— Begin Extracted data —

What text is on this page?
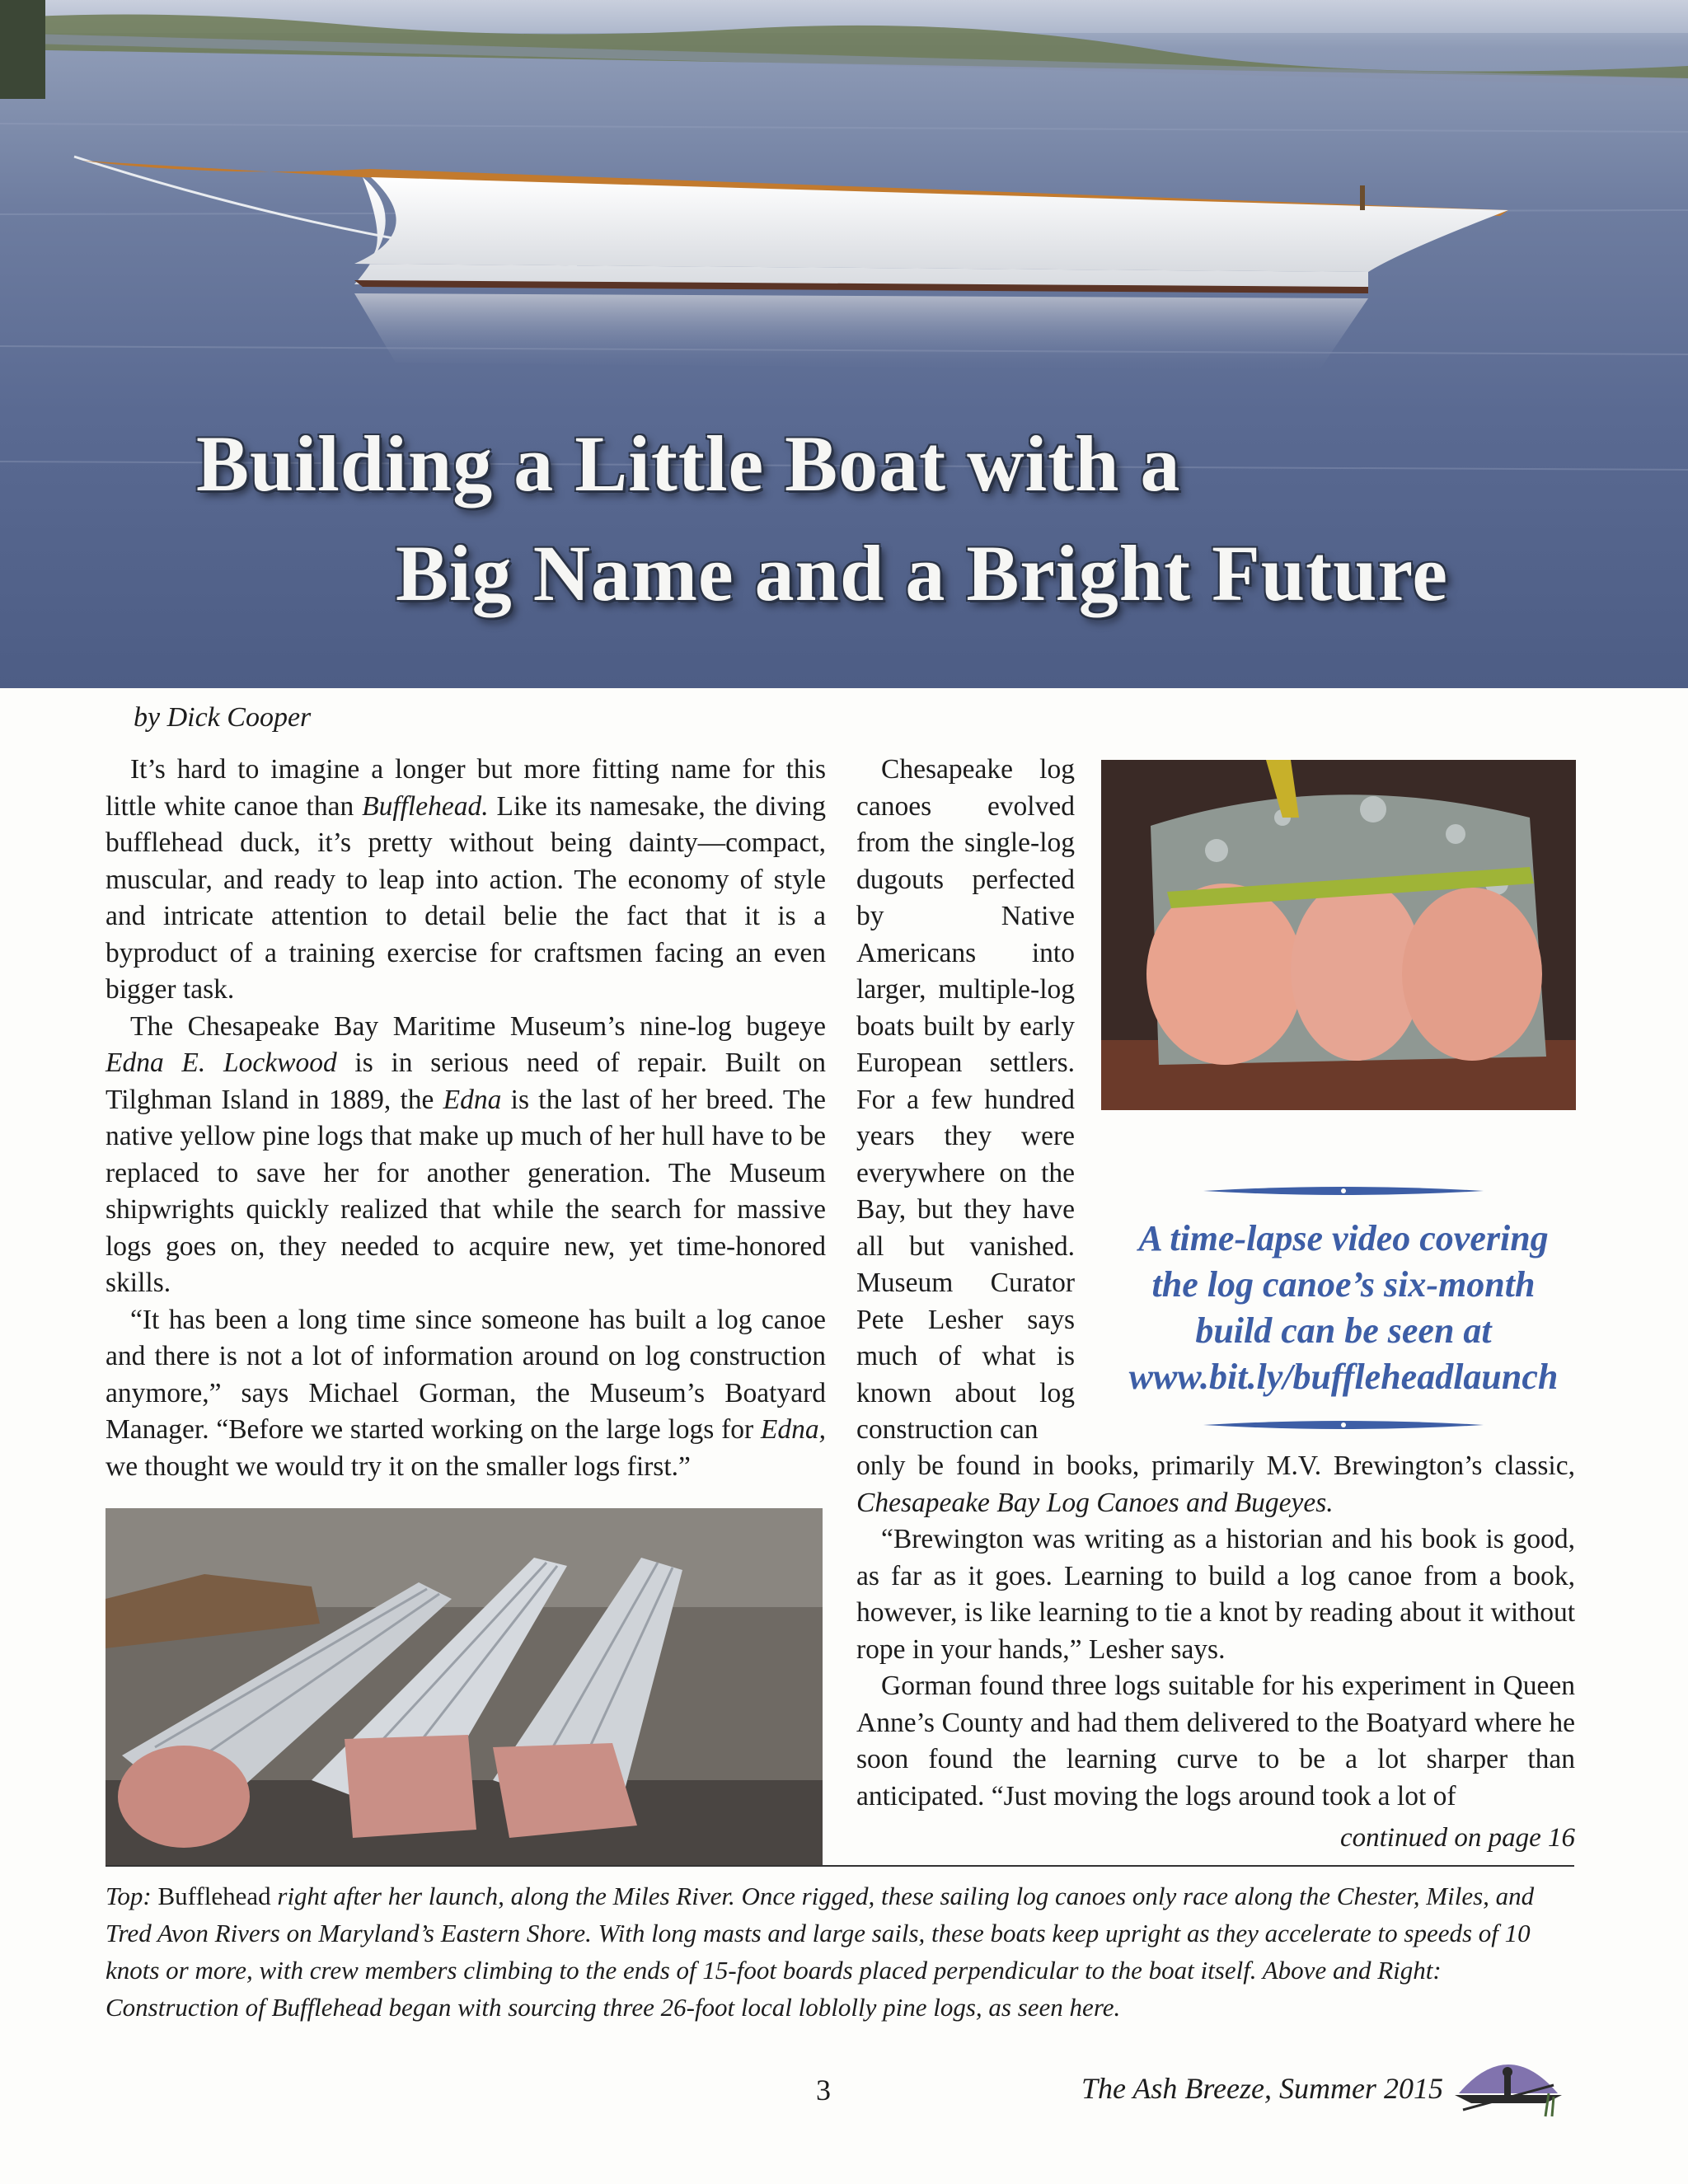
Building a Little Boat with a
Big Name and a Bright Future
by Dick Cooper

It’s hard to imagine a longer but more fitting name for this little white canoe than Bufflehead. Like its namesake, the diving bufflehead duck, it’s pretty without being dainty—compact, muscular, and ready to leap into action. The economy of style and intricate attention to detail belie the fact that it is a byproduct of a training exercise for craftsmen facing an even bigger task.

The Chesapeake Bay Maritime Museum’s nine-log bugeye Edna E. Lockwood is in serious need of repair. Built on Tilghman Island in 1889, the Edna is the last of her breed. The native yellow pine logs that make up much of her hull have to be replaced to save her for another generation. The Museum shipwrights quickly realized that while the search for massive logs goes on, they needed to acquire new, yet time-honored skills.

“It has been a long time since someone has built a log canoe and there is not a lot of information around on log construction anymore,” says Michael Gorman, the Museum’s Boatyard Manager. “Before we started working on the large logs for Edna, we thought we would try it on the smaller logs first.”

Chesapeake log canoes evolved from the single-log dugouts perfected by Native Americans into larger, multiple-log boats built by early European settlers. For a few hundred years they were everywhere on the Bay, but they have all but vanished. Museum Curator Pete Lesher says much of what is known about log construction can

A time-lapse video covering
the log canoe’s six-month
build can be seen at
www.bit.ly/buffleheadlaunch

only be found in books, primarily M.V. Brewington’s classic, Chesapeake Bay Log Canoes and Bugeyes.

“Brewington was writing as a historian and his book is good, as far as it goes. Learning to build a log canoe from a book, however, is like learning to tie a knot by reading about it without rope in your hands,” Lesher says.

Gorman found three logs suitable for his experiment in Queen Anne’s County and had them delivered to the Boatyard where he soon found the learning curve to be a lot sharper than anticipated. “Just moving the logs around took a lot of

continued on page 16
Top: Bufflehead right after her launch, along the Miles River. Once rigged, these sailing log canoes only race along the Chester, Miles, and Tred Avon Rivers on Maryland’s Eastern Shore. With long masts and large sails, these boats keep upright as they accelerate to speeds of 10 knots or more, with crew members climbing to the ends of 15-foot boards placed perpendicular to the boat itself. Above and Right: Construction of Bufflehead began with sourcing three 26-foot local loblolly pine logs, as seen here.
3	The Ash Breeze, Summer 2015
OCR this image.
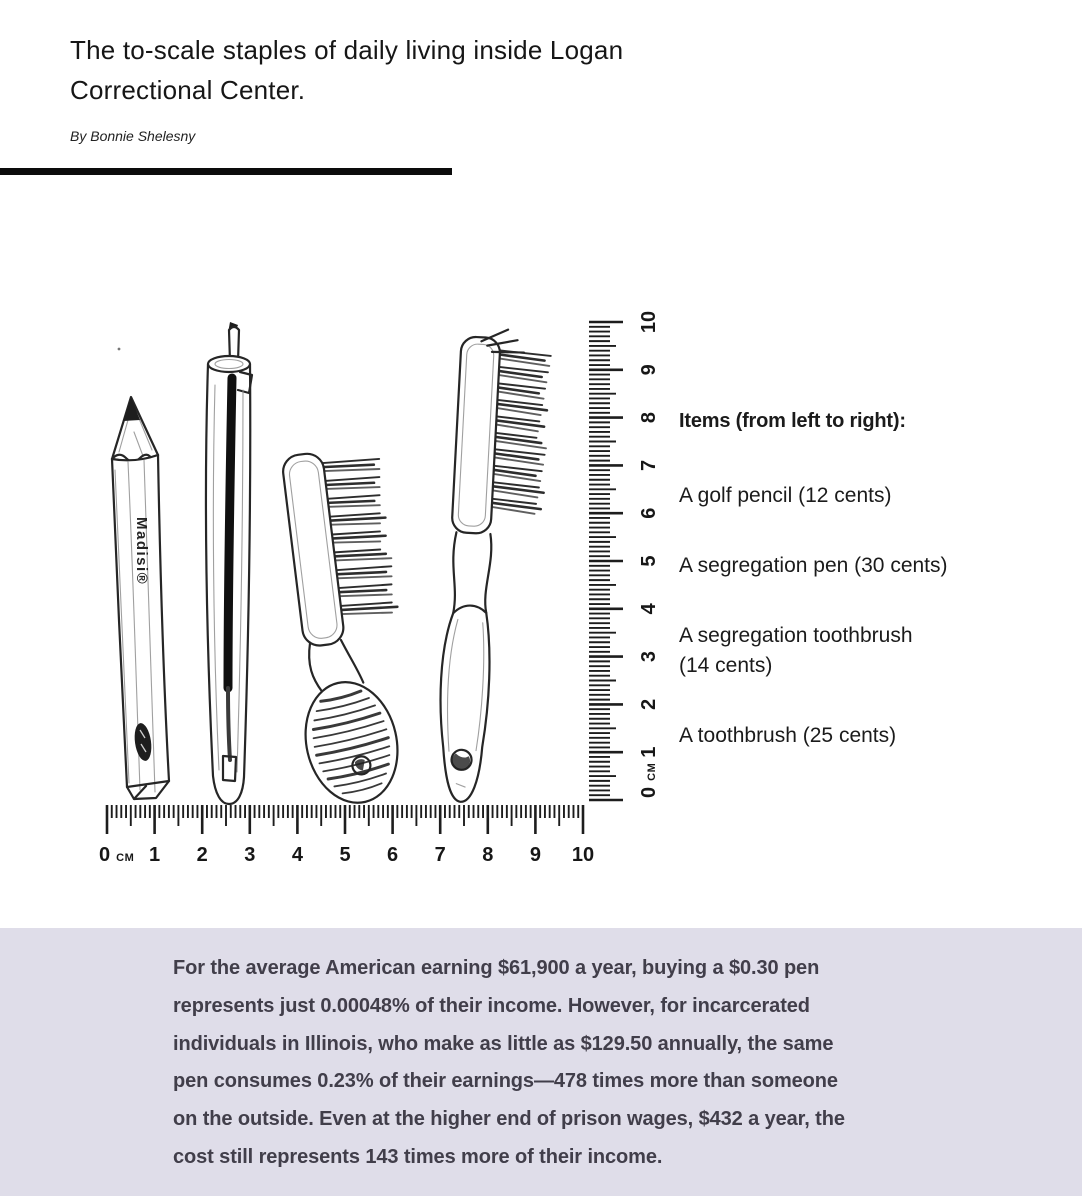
The to-scale staples of daily living inside Logan
Correctional Center.

By Bonnie Shelesny

Madisi®
0CM
1
2
3
4
5
6
7
8
9
10
0 CM 1 2 3 4 5 6 7 8 9 10
Items (from left to right):
A golf pencil (12 cents)
A segregation pen (30 cents)
A segregation toothbrush
(14 cents)
A toothbrush (25 cents)

For the average American earning $61,900 a year, buying a $0.30 pen
represents just 0.00048% of their income. However, for incarcerated
individuals in Illinois, who make as little as $129.50 annually, the same
pen consumes 0.23% of their earnings—478 times more than someone
on the outside. Even at the higher end of prison wages, $432 a year, the
cost still represents 143 times more of their income.
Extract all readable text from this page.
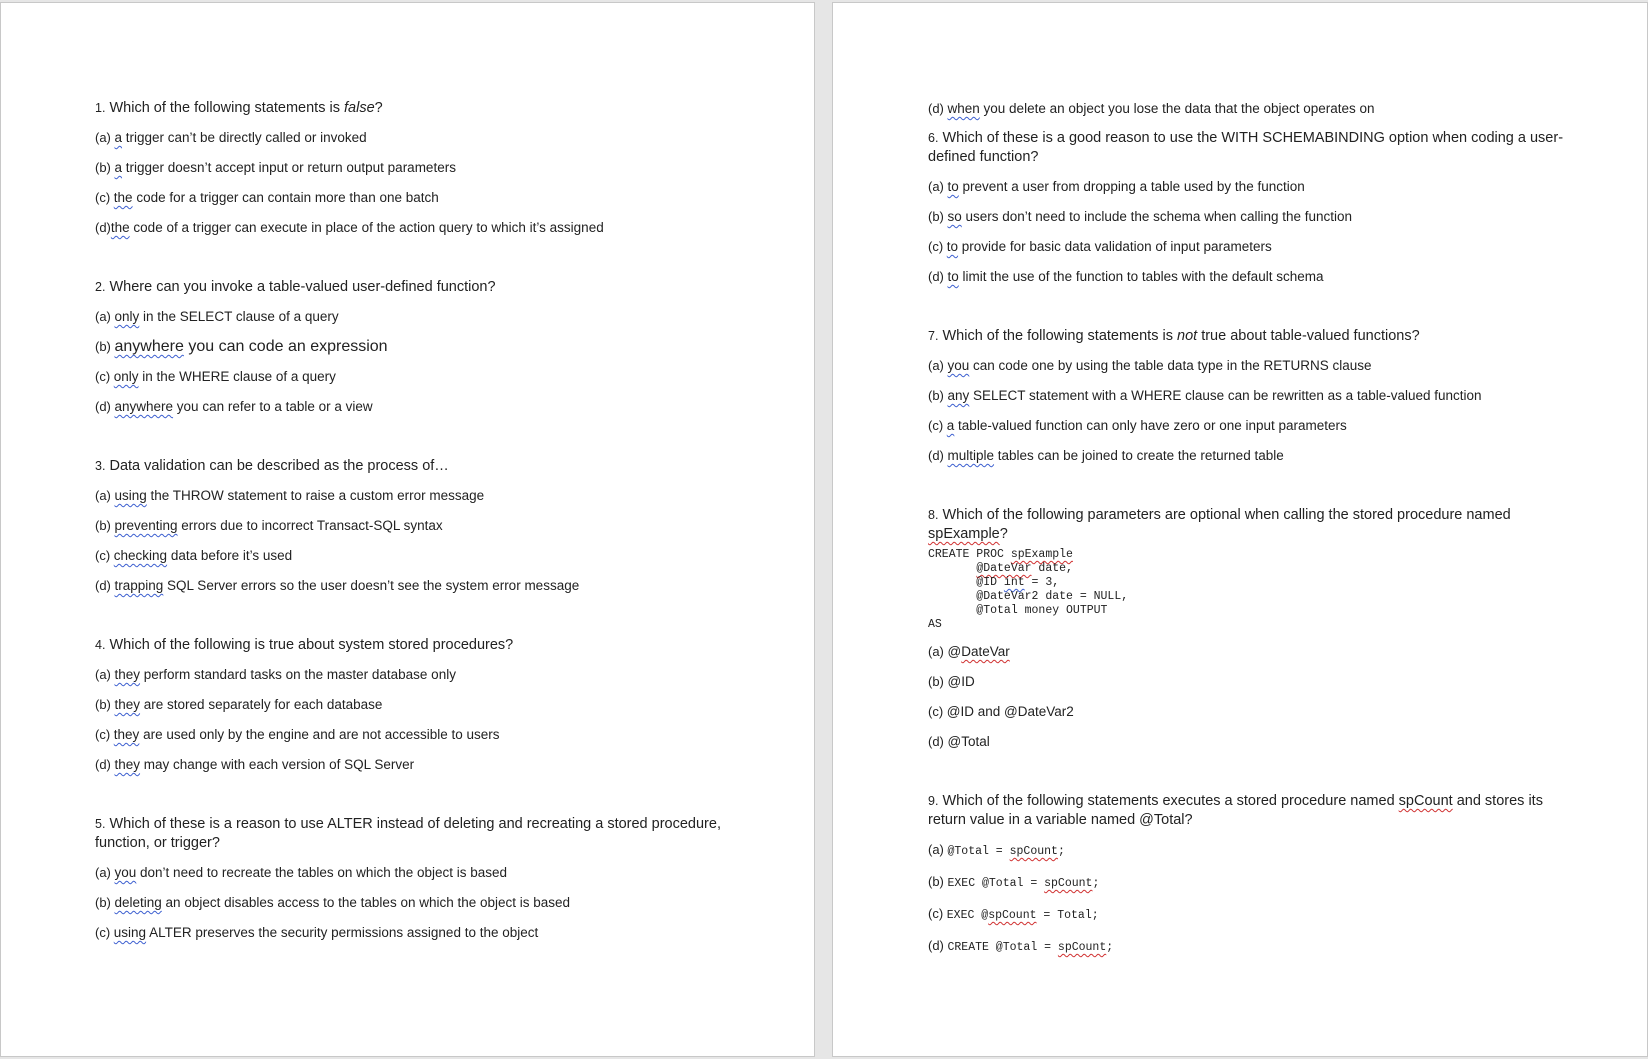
1. Which of the following statements is false?
(a) a trigger can’t be directly called or invoked
(b) a trigger doesn’t accept input or return output parameters
(c) the code for a trigger can contain more than one batch
(d)the code of a trigger can execute in place of the action query to which it’s assigned
2. Where can you invoke a table-valued user-defined function?
(a) only in the SELECT clause of a query
(b) anywhere you can code an expression
(c) only in the WHERE clause of a query
(d) anywhere you can refer to a table or a view
3. Data validation can be described as the process of…
(a) using the THROW statement to raise a custom error message
(b) preventing errors due to incorrect Transact-SQL syntax
(c) checking data before it’s used
(d) trapping SQL Server errors so the user doesn’t see the system error message
4. Which of the following is true about system stored procedures?
(a) they perform standard tasks on the master database only
(b) they are stored separately for each database
(c) they are used only by the engine and are not accessible to users
(d) they may change with each version of SQL Server
5. Which of these is a reason to use ALTER instead of deleting and recreating a stored procedure, function, or trigger?
(a) you don’t need to recreate the tables on which the object is based
(b) deleting an object disables access to the tables on which the object is based
(c) using ALTER preserves the security permissions assigned to the object
(d) when you delete an object you lose the data that the object operates on
6. Which of these is a good reason to use the WITH SCHEMABINDING option when coding a user-defined function?
(a) to prevent a user from dropping a table used by the function
(b) so users don’t need to include the schema when calling the function
(c) to provide for basic data validation of input parameters
(d) to limit the use of the function to tables with the default schema
7. Which of the following statements is not true about table-valued functions?
(a) you can code one by using the table data type in the RETURNS clause
(b) any SELECT statement with a WHERE clause can be rewritten as a table-valued function
(c) a table-valued function can only have zero or one input parameters
(d) multiple tables can be joined to create the returned table
8. Which of the following parameters are optional when calling the stored procedure named spExample?
CREATE PROC spExample
@DateVar date,
@ID int = 3,
@DateVar2 date = NULL,
@Total money OUTPUT
AS
(a) @DateVar
(b) @ID
(c) @ID and @DateVar2
(d) @Total
9. Which of the following statements executes a stored procedure named spCount and stores its return value in a variable named @Total?
(a) @Total = spCount;
(b) EXEC @Total = spCount;
(c) EXEC @spCount = Total;
(d) CREATE @Total = spCount;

— End Extracted data —

> **Requirements**
Select from the material above each line in which the string "Lesher" appears, and list those lines.

> **Solution**
Chesapeake log canoes evolved from the single-log dugouts perfected by Native Americans into larger, multiple-log boats built by early European settlers. For a few hundred years they were everywhere on the Bay, but they have all but vanished. Museum Curator Pete Lesher says much of what is known about log construction can
“Brewington was writing as a historian and his book is good, as far as it goes. Learning to build a log canoe from a book, however, is like learning to tie a knot by reading about it without rope in your hands,” Lesher says.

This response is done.